= Aim =
Write out all lines holding the word "page".

= Records provided =
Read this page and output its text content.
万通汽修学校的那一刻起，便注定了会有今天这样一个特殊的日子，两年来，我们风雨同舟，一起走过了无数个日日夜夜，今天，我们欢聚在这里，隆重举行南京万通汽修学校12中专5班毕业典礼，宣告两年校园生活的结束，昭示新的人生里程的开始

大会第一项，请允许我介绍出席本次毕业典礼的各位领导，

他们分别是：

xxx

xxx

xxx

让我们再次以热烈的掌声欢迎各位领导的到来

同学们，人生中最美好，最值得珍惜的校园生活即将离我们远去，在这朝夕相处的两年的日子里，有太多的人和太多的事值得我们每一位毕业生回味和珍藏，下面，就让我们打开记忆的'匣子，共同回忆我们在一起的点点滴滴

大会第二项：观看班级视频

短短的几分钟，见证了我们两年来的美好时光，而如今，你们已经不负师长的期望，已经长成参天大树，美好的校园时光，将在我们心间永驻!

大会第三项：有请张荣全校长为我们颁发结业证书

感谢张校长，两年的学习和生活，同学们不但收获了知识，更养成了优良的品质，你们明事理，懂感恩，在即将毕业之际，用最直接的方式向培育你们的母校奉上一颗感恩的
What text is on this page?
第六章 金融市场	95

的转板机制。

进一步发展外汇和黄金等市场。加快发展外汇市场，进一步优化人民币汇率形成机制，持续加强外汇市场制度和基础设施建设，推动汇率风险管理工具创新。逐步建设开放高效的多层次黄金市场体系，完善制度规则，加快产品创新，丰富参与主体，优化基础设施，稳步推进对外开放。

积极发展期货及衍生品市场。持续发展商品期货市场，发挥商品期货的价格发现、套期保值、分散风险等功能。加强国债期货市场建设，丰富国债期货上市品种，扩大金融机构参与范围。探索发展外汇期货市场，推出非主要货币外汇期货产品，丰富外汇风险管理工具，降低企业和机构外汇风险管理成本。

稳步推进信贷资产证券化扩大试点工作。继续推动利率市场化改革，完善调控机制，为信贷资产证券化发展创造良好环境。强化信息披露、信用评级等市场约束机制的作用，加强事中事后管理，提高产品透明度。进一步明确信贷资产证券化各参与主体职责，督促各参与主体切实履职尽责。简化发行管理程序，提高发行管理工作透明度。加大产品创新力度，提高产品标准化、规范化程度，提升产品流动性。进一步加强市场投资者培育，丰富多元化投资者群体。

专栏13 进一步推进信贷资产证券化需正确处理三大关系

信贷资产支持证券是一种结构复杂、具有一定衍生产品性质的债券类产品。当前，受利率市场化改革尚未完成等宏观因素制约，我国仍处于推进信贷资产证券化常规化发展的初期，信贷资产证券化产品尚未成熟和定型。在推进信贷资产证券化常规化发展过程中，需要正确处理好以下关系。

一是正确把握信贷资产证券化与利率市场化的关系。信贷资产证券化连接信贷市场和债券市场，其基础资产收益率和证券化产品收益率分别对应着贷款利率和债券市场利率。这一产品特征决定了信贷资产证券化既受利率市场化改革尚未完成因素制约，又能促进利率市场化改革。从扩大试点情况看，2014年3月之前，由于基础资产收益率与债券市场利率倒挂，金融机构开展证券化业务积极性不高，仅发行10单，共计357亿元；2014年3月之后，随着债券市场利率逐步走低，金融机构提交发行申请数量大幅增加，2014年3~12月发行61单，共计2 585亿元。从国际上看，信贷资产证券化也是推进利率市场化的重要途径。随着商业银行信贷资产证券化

= Output for this exercise =
Read this page and output its text content.
What text is on this page?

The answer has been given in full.